Task - Rewrite the records from their start through the line that contains "loss-y-tick-label: 0.6 [714,297,735,312]", including that line, with "accuracy-legend" changed to "acc-legend" and everything else left as it is.

Records for the exercise -
"""

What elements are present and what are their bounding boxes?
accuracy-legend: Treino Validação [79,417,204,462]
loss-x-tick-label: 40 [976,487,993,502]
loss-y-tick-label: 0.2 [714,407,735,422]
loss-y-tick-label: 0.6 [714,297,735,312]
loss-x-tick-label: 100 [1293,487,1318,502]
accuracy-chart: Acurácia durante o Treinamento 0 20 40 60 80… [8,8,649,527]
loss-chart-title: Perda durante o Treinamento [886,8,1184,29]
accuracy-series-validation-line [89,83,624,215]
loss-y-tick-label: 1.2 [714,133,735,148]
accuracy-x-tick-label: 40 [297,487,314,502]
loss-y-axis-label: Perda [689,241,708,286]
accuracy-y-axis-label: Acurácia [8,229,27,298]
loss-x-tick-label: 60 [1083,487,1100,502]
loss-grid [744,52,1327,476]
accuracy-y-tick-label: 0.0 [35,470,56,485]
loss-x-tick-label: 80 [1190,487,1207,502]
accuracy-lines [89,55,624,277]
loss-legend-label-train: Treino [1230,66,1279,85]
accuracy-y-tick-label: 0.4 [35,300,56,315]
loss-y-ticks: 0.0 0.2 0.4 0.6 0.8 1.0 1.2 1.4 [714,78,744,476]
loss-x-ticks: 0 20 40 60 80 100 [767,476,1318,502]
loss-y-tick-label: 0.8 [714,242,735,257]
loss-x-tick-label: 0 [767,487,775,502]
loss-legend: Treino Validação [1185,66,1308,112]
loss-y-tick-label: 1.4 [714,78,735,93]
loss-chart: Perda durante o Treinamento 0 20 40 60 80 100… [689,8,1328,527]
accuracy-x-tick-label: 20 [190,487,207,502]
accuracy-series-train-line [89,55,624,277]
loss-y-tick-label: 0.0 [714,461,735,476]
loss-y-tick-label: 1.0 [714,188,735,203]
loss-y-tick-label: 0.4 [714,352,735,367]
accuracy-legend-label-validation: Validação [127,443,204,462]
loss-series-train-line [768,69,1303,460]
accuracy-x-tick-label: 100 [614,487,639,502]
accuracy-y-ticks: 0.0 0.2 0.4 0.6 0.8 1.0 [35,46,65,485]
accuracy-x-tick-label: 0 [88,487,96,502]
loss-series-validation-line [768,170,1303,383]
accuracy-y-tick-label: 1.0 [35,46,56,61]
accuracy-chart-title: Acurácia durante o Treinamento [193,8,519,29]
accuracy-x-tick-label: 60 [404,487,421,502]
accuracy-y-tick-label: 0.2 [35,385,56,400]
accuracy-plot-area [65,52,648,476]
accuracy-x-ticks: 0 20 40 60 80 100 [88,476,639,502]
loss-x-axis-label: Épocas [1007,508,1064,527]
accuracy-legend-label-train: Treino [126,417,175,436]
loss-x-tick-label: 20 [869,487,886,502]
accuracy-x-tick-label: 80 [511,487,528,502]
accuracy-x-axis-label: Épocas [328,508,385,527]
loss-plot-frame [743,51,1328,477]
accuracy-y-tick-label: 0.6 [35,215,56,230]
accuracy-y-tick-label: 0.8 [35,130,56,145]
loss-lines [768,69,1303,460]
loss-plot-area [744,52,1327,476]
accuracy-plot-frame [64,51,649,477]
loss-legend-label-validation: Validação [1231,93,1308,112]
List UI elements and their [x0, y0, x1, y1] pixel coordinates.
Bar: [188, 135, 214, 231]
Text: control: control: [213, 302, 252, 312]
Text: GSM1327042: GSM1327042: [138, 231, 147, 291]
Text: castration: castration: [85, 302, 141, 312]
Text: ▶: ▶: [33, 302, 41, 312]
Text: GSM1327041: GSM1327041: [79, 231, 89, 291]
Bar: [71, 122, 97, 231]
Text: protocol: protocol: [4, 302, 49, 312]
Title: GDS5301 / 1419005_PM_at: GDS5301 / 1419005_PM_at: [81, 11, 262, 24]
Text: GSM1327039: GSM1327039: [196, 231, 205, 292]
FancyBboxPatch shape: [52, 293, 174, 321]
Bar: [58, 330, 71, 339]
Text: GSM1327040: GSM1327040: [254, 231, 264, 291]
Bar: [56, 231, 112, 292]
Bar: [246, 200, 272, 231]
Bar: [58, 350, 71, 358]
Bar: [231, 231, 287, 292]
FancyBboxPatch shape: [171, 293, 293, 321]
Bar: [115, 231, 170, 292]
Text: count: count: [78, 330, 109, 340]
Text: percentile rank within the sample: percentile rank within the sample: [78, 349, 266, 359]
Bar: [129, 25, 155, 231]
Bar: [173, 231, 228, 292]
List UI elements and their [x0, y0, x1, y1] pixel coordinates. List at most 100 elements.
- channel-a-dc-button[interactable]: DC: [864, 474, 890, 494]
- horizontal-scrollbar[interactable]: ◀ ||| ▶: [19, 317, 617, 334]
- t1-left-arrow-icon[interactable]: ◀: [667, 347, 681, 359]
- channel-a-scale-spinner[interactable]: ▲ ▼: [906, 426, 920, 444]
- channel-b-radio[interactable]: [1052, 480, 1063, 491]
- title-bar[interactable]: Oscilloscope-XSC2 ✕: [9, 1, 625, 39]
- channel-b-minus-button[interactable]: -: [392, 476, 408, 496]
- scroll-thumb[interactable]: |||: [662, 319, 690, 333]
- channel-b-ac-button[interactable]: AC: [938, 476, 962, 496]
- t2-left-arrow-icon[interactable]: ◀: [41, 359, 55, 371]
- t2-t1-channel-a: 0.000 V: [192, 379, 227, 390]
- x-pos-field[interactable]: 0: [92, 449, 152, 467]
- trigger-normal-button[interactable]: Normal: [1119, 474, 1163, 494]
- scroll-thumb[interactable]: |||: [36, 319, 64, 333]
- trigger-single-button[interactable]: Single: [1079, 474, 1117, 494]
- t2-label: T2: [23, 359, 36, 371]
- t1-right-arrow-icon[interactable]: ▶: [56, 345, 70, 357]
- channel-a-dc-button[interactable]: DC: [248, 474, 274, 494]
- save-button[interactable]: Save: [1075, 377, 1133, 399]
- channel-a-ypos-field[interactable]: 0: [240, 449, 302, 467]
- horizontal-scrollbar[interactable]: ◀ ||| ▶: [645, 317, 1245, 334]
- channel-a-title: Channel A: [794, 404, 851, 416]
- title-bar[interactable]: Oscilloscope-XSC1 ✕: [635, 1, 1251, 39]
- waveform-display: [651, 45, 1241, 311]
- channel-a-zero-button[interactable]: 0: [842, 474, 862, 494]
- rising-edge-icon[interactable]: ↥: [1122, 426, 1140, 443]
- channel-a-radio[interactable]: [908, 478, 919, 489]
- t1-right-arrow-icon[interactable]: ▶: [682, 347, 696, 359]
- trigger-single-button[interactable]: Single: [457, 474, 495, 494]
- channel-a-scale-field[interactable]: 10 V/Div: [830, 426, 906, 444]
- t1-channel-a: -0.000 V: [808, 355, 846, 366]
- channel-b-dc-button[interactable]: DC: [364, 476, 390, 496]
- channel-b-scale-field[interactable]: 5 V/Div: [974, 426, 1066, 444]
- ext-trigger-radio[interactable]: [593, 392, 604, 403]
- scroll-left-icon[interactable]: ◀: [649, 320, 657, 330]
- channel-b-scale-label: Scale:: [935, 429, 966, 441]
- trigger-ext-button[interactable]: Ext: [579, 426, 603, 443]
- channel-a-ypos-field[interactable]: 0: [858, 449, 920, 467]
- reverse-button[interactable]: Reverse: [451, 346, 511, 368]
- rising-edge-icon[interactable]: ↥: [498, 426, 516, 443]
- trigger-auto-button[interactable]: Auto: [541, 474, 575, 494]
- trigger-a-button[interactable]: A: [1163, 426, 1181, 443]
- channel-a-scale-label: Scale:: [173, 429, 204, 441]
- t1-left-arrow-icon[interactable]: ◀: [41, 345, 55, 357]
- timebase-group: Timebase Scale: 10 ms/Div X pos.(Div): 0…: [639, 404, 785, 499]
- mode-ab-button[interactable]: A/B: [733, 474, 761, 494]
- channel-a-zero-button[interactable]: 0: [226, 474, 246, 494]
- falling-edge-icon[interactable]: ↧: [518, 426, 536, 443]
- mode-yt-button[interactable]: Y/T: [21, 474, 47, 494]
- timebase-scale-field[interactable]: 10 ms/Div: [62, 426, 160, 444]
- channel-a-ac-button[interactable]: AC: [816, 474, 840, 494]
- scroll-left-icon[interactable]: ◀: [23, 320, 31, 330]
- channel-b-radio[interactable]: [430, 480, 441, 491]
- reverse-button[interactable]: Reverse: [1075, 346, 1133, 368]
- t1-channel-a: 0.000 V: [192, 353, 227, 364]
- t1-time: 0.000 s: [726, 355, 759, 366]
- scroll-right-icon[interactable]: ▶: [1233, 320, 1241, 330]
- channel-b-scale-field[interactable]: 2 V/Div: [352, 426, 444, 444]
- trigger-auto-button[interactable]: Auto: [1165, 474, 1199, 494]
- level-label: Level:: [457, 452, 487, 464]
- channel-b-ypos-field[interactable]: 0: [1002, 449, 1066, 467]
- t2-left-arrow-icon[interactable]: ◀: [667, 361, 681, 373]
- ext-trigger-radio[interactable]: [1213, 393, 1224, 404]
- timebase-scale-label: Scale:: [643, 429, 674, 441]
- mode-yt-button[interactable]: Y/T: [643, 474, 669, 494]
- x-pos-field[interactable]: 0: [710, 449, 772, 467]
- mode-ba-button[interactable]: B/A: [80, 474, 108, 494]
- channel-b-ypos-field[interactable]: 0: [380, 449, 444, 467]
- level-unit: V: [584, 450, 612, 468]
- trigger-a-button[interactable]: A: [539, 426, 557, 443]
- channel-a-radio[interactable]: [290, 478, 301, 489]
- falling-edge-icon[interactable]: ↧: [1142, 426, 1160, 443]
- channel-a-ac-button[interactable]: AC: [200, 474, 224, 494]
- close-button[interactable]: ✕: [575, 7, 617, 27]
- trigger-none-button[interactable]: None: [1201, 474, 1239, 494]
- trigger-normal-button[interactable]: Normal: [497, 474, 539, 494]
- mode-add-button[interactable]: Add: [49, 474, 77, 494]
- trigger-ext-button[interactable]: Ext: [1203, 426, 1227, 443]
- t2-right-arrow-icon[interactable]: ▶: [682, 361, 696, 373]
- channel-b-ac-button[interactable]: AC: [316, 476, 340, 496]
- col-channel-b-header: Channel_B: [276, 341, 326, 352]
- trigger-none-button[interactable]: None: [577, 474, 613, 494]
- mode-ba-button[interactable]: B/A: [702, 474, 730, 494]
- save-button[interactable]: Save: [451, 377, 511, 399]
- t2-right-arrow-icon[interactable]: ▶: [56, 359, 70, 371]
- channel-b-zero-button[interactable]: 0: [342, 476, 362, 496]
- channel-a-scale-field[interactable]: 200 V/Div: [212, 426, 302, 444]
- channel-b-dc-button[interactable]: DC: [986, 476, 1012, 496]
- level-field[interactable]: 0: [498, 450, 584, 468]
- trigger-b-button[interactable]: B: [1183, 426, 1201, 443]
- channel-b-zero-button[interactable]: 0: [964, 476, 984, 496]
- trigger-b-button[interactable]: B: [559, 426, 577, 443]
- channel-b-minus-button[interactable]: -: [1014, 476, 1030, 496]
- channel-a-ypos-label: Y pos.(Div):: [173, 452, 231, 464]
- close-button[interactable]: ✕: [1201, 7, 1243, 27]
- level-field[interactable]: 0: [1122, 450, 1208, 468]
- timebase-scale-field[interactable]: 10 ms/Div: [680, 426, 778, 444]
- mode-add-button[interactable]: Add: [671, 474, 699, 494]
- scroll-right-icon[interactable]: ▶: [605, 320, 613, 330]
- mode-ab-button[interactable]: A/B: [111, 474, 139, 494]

"""

Answer to the problem -
What elements are present and what are their bounding boxes?
acc-legend: Treino Validação [79,417,204,462]
loss-x-tick-label: 40 [976,487,993,502]
loss-y-tick-label: 0.2 [714,407,735,422]
loss-y-tick-label: 0.6 [714,297,735,312]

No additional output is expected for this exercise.